» The request
Copy out the entries in full and with complete accuracy; pictures are excluded.

[Excerpt from a dataset]
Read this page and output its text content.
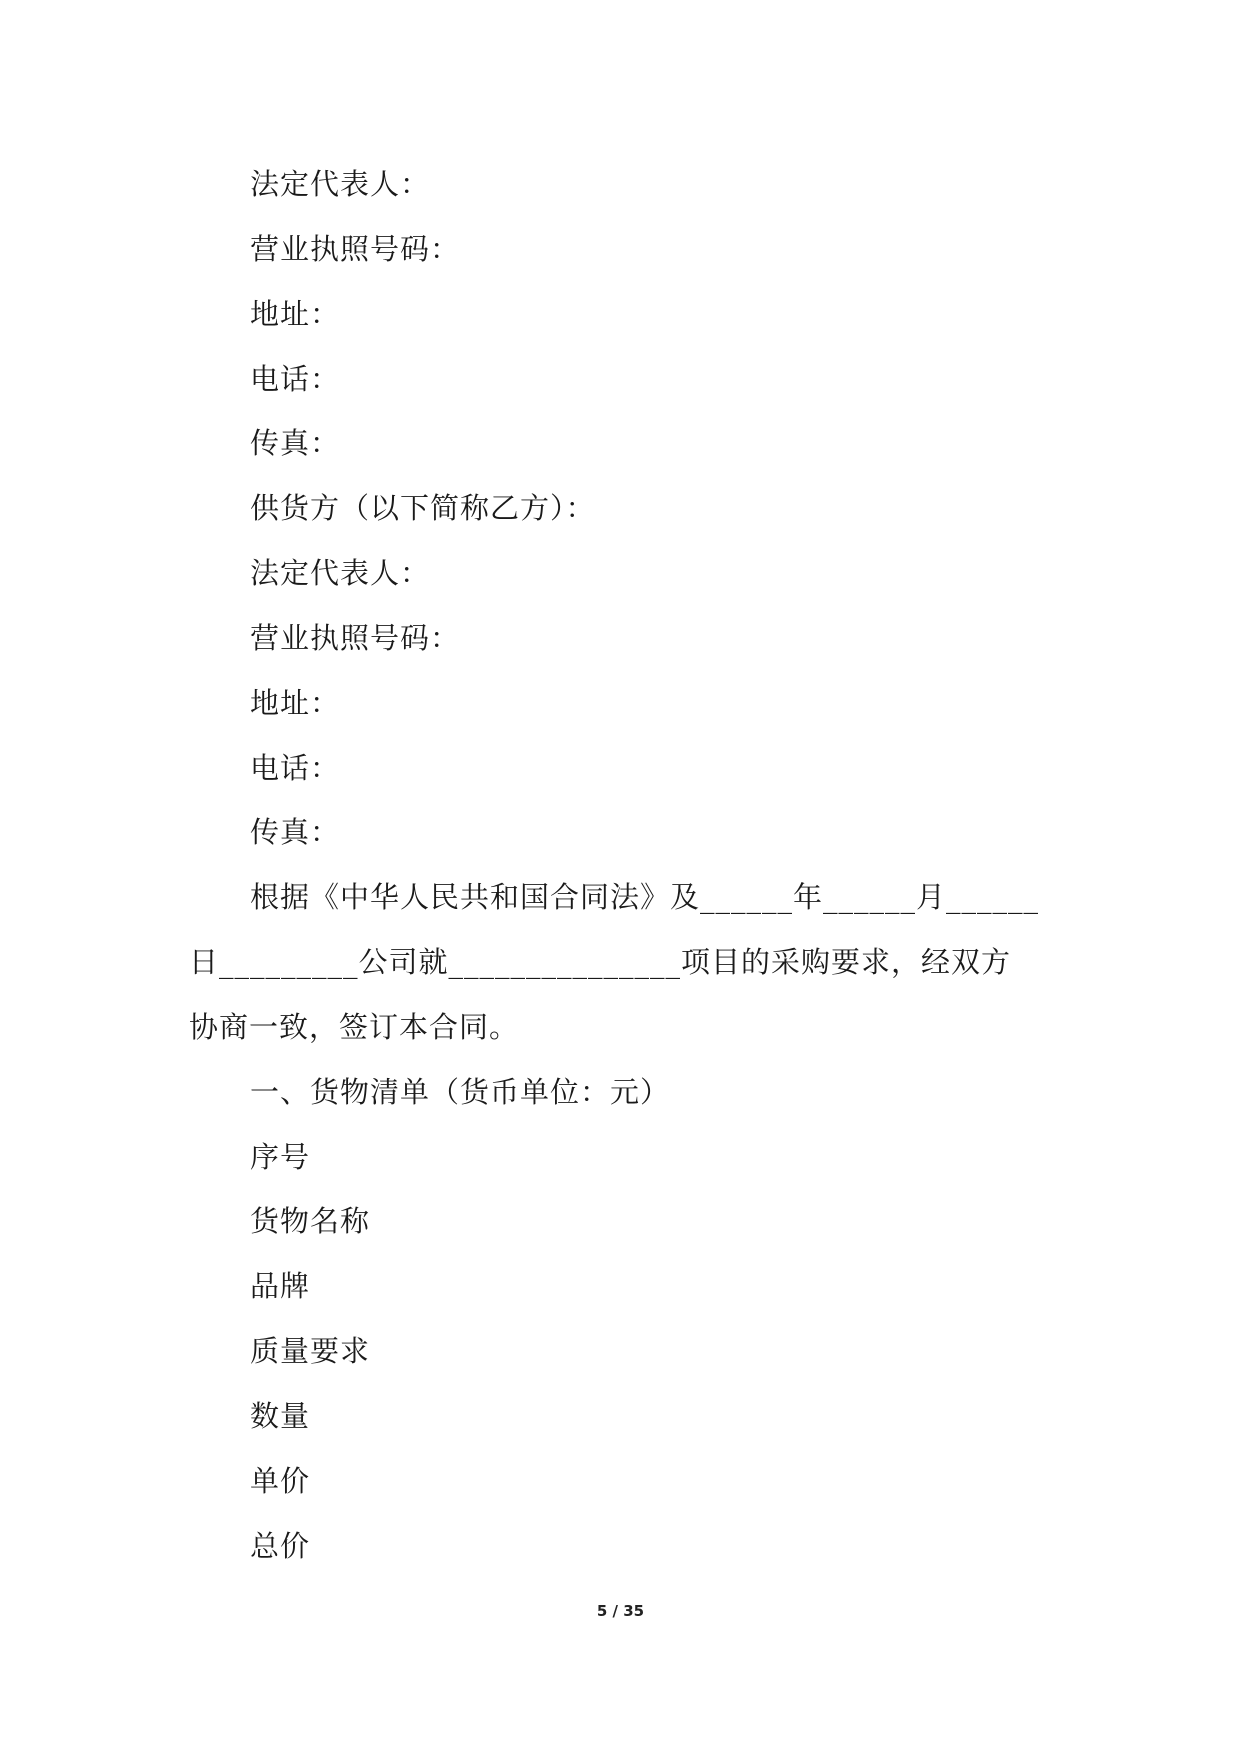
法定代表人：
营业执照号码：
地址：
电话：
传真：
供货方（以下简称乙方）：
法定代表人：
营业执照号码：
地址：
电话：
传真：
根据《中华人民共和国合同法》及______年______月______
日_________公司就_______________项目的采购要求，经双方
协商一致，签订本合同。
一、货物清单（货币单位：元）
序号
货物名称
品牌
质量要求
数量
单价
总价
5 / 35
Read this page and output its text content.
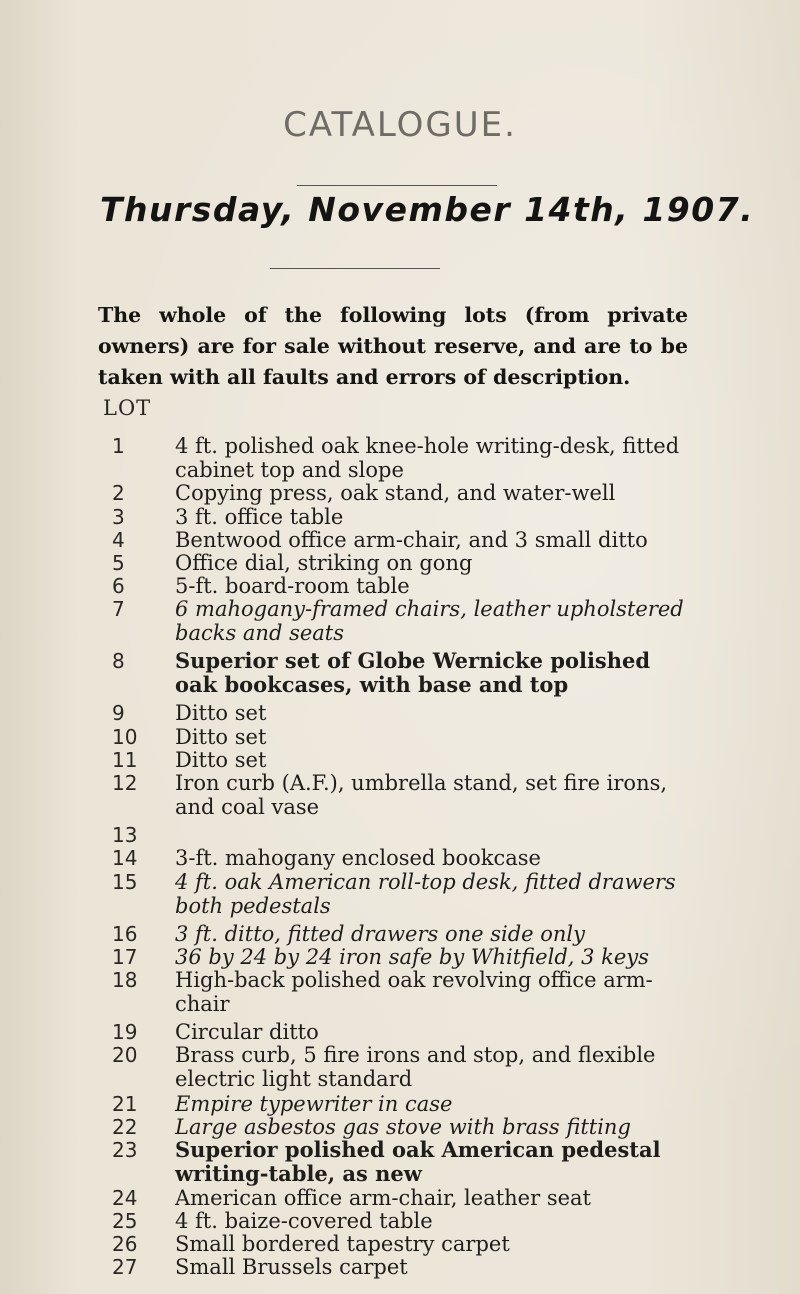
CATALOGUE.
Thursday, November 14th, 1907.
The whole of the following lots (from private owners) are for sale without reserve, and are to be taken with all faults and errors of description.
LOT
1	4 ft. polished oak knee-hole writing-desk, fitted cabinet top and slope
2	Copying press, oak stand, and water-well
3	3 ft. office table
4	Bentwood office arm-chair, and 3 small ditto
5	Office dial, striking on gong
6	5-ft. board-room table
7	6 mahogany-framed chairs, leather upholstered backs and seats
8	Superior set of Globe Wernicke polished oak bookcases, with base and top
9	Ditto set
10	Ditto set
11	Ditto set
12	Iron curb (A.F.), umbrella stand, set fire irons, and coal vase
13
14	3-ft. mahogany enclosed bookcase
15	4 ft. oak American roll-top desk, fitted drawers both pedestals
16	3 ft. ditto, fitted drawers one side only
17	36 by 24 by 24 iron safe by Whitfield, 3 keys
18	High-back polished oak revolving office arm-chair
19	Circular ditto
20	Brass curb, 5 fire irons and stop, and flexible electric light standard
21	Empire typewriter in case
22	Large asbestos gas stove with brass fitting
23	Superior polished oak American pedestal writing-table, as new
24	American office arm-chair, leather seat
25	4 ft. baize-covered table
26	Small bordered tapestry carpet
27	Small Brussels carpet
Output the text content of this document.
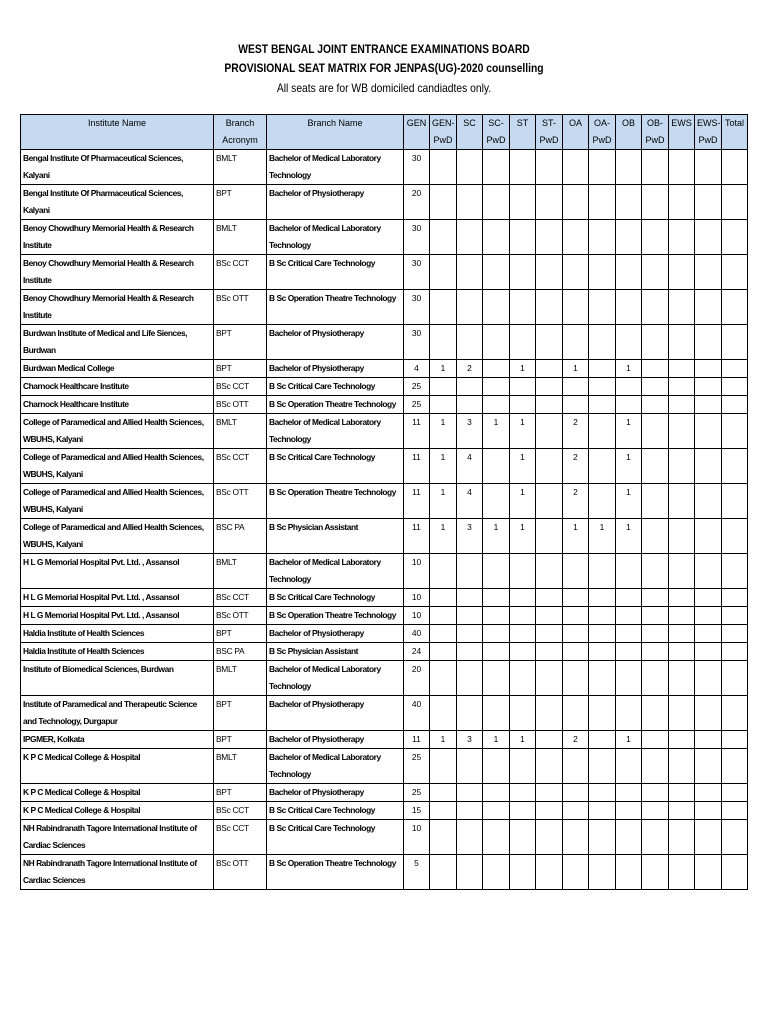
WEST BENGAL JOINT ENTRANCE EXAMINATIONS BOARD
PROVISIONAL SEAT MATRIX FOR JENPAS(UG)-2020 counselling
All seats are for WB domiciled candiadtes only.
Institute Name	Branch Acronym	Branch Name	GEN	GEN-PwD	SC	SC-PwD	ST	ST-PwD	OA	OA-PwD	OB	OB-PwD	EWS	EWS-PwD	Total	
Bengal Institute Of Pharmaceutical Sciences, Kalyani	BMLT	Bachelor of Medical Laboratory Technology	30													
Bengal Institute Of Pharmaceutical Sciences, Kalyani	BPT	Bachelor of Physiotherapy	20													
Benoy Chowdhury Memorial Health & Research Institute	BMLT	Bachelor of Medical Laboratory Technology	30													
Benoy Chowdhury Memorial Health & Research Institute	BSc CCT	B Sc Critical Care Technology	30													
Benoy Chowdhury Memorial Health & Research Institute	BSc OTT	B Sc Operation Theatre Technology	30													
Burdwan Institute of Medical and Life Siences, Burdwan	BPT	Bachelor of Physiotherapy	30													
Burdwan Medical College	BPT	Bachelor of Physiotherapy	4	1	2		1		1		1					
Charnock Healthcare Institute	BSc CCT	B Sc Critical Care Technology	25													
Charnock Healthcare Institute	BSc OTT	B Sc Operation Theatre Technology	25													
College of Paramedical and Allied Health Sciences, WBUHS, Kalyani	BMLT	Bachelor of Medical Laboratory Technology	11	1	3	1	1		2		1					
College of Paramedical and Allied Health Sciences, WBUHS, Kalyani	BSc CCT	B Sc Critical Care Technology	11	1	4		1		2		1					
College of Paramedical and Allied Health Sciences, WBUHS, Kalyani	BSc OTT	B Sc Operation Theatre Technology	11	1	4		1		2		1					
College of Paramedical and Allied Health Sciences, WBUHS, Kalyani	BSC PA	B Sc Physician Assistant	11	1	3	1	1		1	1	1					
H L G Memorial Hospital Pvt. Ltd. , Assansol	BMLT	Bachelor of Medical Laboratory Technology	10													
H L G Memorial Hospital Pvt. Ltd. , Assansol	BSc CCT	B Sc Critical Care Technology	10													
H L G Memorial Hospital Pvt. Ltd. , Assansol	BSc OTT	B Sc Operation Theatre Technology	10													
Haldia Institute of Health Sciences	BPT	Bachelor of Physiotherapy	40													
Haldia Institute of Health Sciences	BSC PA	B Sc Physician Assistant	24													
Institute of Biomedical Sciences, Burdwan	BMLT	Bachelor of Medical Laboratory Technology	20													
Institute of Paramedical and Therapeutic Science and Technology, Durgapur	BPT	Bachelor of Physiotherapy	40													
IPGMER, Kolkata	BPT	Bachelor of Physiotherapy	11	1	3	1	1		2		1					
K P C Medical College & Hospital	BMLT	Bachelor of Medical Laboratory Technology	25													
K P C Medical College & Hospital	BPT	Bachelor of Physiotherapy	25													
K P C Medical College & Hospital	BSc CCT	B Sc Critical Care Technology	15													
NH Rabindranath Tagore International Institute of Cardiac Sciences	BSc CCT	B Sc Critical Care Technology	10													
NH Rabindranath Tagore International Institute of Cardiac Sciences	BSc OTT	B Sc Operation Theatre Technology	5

» Result of the task
Read this page and output its text content.
法定代表人：
营业执照号码：
地址：
电话：
传真：
供货方（以下简称乙方）：
法定代表人：
营业执照号码：
地址：
电话：
传真：
根据《中华人民共和国合同法》及______年______月______
日_________公司就_______________项目的采购要求，经双方
协商一致，签订本合同。
一、货物清单（货币单位：元）
序号
货物名称
品牌
质量要求
数量
单价
总价
5 / 35
Read this page and output its text content.
CATALOGUE.
Thursday, November 14th, 1907.
The whole of the following lots (from private owners) are for sale without reserve, and are to be taken with all faults and errors of description.
LOT
1	4 ft. polished oak knee-hole writing-desk, fitted cabinet top and slope
2	Copying press, oak stand, and water-well
3	3 ft. office table
4	Bentwood office arm-chair, and 3 small ditto
5	Office dial, striking on gong
6	5-ft. board-room table
7	6 mahogany-framed chairs, leather upholstered backs and seats
8	Superior set of Globe Wernicke polished oak bookcases, with base and top
9	Ditto set
10	Ditto set
11	Ditto set
12	Iron curb (A.F.), umbrella stand, set fire irons, and coal vase
13
14	3-ft. mahogany enclosed bookcase
15	4 ft. oak American roll-top desk, fitted drawers both pedestals
16	3 ft. ditto, fitted drawers one side only
17	36 by 24 by 24 iron safe by Whitfield, 3 keys
18	High-back polished oak revolving office arm-chair
19	Circular ditto
20	Brass curb, 5 fire irons and stop, and flexible electric light standard
21	Empire typewriter in case
22	Large asbestos gas stove with brass fitting
23	Superior polished oak American pedestal writing-table, as new
24	American office arm-chair, leather seat
25	4 ft. baize-covered table
26	Small bordered tapestry carpet
27	Small Brussels carpet
Output the text content of this document.
WEST BENGAL JOINT ENTRANCE EXAMINATIONS BOARD
PROVISIONAL SEAT MATRIX FOR JENPAS(UG)-2020 counselling
All seats are for WB domiciled candiadtes only.
Institute Name	Branch Acronym	Branch Name	GEN	GEN-PwD	SC	SC-PwD	ST	ST-PwD	OA	OA-PwD	OB	OB-PwD	EWS	EWS-PwD	Total	
Bengal Institute Of Pharmaceutical Sciences, Kalyani	BMLT	Bachelor of Medical Laboratory Technology	30													
Bengal Institute Of Pharmaceutical Sciences, Kalyani	BPT	Bachelor of Physiotherapy	20													
Benoy Chowdhury Memorial Health & Research Institute	BMLT	Bachelor of Medical Laboratory Technology	30													
Benoy Chowdhury Memorial Health & Research Institute	BSc CCT	B Sc Critical Care Technology	30													
Benoy Chowdhury Memorial Health & Research Institute	BSc OTT	B Sc Operation Theatre Technology	30													
Burdwan Institute of Medical and Life Siences, Burdwan	BPT	Bachelor of Physiotherapy	30													
Burdwan Medical College	BPT	Bachelor of Physiotherapy	4	1	2		1		1		1					
Charnock Healthcare Institute	BSc CCT	B Sc Critical Care Technology	25													
Charnock Healthcare Institute	BSc OTT	B Sc Operation Theatre Technology	25													
College of Paramedical and Allied Health Sciences, WBUHS, Kalyani	BMLT	Bachelor of Medical Laboratory Technology	11	1	3	1	1		2		1					
College of Paramedical and Allied Health Sciences, WBUHS, Kalyani	BSc CCT	B Sc Critical Care Technology	11	1	4		1		2		1					
College of Paramedical and Allied Health Sciences, WBUHS, Kalyani	BSc OTT	B Sc Operation Theatre Technology	11	1	4		1		2		1					
College of Paramedical and Allied Health Sciences, WBUHS, Kalyani	BSC PA	B Sc Physician Assistant	11	1	3	1	1		1	1	1					
H L G Memorial Hospital Pvt. Ltd. , Assansol	BMLT	Bachelor of Medical Laboratory Technology	10													
H L G Memorial Hospital Pvt. Ltd. , Assansol	BSc CCT	B Sc Critical Care Technology	10													
H L G Memorial Hospital Pvt. Ltd. , Assansol	BSc OTT	B Sc Operation Theatre Technology	10													
Haldia Institute of Health Sciences	BPT	Bachelor of Physiotherapy	40													
Haldia Institute of Health Sciences	BSC PA	B Sc Physician Assistant	24													
Institute of Biomedical Sciences, Burdwan	BMLT	Bachelor of Medical Laboratory Technology	20													
Institute of Paramedical and Therapeutic Science and Technology, Durgapur	BPT	Bachelor of Physiotherapy	40													
IPGMER, Kolkata	BPT	Bachelor of Physiotherapy	11	1	3	1	1		2		1					
K P C Medical College & Hospital	BMLT	Bachelor of Medical Laboratory Technology	25													
K P C Medical College & Hospital	BPT	Bachelor of Physiotherapy	25													
K P C Medical College & Hospital	BSc CCT	B Sc Critical Care Technology	15													
NH Rabindranath Tagore International Institute of Cardiac Sciences	BSc CCT	B Sc Critical Care Technology	10													
NH Rabindranath Tagore International Institute of Cardiac Sciences	BSc OTT	B Sc Operation Theatre Technology	5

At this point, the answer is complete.